#### Aim:
Check each line of the material below for "Thomas". Report how many have it, with no other words.

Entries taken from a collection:
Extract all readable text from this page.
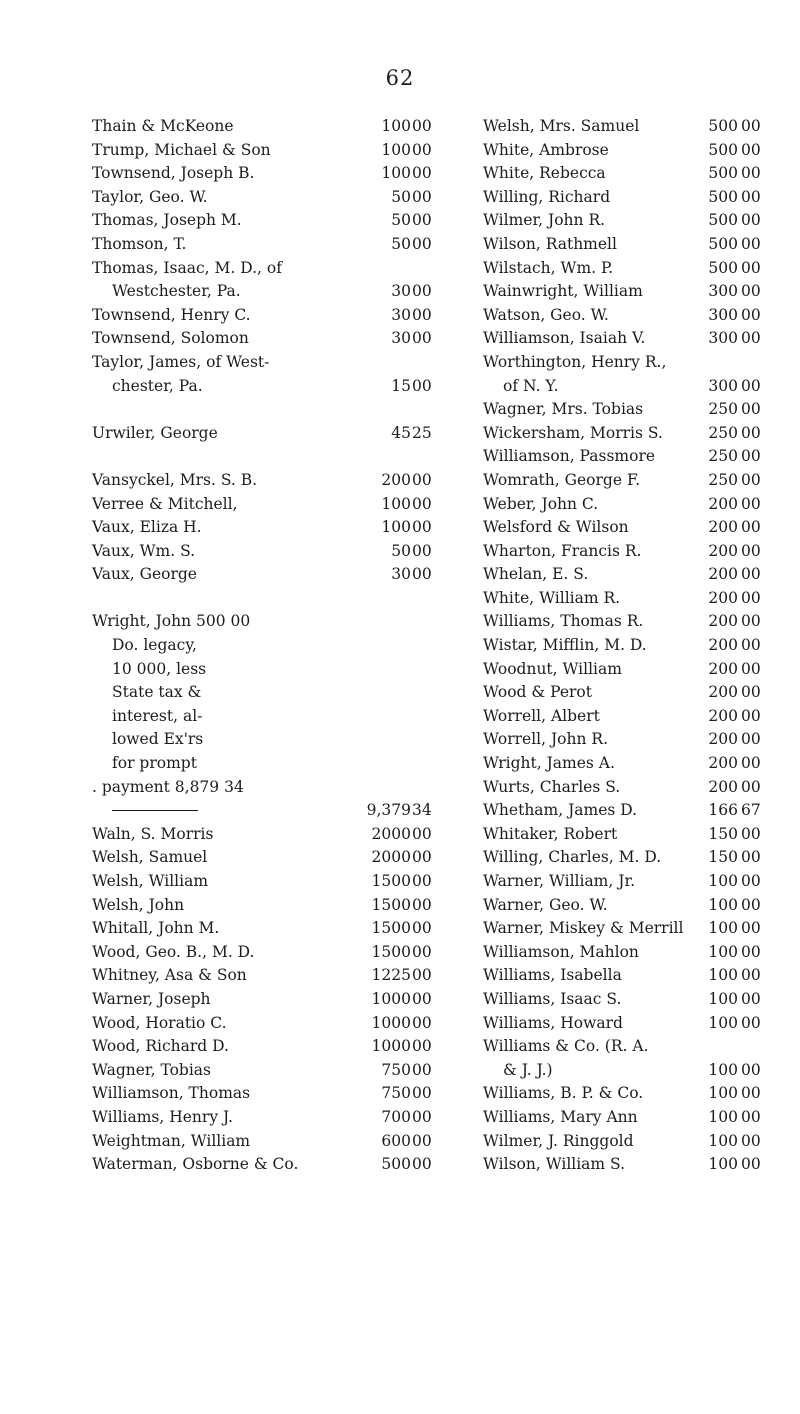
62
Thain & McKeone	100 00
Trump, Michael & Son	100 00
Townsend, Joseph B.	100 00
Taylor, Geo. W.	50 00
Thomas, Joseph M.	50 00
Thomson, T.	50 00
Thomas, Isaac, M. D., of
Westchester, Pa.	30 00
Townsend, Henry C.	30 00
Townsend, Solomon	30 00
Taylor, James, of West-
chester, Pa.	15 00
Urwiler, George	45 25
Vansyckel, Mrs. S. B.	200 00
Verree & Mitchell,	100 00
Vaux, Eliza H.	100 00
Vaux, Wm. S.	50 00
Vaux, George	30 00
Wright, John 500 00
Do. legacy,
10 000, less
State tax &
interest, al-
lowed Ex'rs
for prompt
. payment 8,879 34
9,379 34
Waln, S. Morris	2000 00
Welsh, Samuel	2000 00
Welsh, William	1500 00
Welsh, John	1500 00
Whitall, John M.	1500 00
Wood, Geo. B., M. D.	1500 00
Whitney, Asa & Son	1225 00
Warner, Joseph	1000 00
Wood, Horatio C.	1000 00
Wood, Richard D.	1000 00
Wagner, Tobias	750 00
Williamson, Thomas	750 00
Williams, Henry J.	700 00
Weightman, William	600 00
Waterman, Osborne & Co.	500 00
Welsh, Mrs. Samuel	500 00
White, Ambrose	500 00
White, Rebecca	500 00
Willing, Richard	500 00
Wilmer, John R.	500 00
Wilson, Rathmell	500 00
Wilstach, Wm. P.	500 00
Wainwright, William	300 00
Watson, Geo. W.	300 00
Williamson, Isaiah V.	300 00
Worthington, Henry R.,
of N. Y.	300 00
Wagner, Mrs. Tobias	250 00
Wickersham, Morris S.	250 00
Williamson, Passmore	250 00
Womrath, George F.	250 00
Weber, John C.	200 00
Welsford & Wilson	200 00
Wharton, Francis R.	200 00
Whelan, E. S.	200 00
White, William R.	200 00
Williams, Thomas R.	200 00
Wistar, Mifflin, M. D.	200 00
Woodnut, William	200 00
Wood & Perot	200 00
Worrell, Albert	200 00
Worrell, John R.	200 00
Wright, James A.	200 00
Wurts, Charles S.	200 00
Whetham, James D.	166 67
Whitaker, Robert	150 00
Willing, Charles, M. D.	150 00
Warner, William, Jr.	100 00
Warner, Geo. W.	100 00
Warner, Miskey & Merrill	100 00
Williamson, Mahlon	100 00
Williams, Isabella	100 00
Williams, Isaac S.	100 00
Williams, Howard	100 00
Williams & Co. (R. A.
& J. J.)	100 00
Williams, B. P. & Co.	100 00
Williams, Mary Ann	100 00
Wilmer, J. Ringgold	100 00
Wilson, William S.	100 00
==
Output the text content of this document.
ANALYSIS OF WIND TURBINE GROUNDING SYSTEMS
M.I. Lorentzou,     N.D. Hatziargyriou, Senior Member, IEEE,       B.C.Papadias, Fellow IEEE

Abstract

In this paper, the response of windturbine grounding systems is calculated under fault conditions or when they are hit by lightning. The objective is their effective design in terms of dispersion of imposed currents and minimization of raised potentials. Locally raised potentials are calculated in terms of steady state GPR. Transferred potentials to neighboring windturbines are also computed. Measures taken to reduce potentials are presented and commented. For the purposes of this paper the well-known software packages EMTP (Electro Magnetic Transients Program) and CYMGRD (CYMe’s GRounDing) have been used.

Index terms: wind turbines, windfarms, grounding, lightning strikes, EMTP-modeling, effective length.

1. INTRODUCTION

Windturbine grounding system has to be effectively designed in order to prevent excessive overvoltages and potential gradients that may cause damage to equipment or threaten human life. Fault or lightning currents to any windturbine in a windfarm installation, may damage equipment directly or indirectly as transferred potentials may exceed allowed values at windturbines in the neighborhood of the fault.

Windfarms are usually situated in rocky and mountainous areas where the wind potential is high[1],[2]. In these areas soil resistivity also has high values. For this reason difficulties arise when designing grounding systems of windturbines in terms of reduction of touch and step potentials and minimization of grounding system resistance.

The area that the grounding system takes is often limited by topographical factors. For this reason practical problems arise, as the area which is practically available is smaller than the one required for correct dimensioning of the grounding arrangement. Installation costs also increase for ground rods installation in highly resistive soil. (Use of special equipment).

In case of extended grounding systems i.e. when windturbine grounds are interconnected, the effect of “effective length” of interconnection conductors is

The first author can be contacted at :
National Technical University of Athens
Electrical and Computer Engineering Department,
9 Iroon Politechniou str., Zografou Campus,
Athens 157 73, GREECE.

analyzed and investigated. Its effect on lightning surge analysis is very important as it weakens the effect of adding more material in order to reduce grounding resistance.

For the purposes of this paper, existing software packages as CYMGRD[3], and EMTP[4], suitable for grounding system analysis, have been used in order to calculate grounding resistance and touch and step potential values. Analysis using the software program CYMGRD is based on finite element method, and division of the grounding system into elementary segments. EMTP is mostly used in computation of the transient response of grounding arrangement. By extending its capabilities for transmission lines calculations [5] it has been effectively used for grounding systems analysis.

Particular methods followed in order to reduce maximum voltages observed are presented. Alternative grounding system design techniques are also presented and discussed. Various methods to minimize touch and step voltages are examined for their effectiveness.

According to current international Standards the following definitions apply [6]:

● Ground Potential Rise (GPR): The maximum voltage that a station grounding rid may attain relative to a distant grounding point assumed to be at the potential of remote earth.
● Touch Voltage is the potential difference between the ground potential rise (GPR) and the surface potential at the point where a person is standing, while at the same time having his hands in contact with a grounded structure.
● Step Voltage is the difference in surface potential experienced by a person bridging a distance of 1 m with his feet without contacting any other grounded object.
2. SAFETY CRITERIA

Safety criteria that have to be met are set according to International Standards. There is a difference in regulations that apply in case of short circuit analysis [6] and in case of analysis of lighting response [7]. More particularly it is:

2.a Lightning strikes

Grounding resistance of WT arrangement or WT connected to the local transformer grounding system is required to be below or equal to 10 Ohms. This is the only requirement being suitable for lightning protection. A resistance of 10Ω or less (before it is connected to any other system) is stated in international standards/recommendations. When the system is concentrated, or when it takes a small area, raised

#### Task solution:
4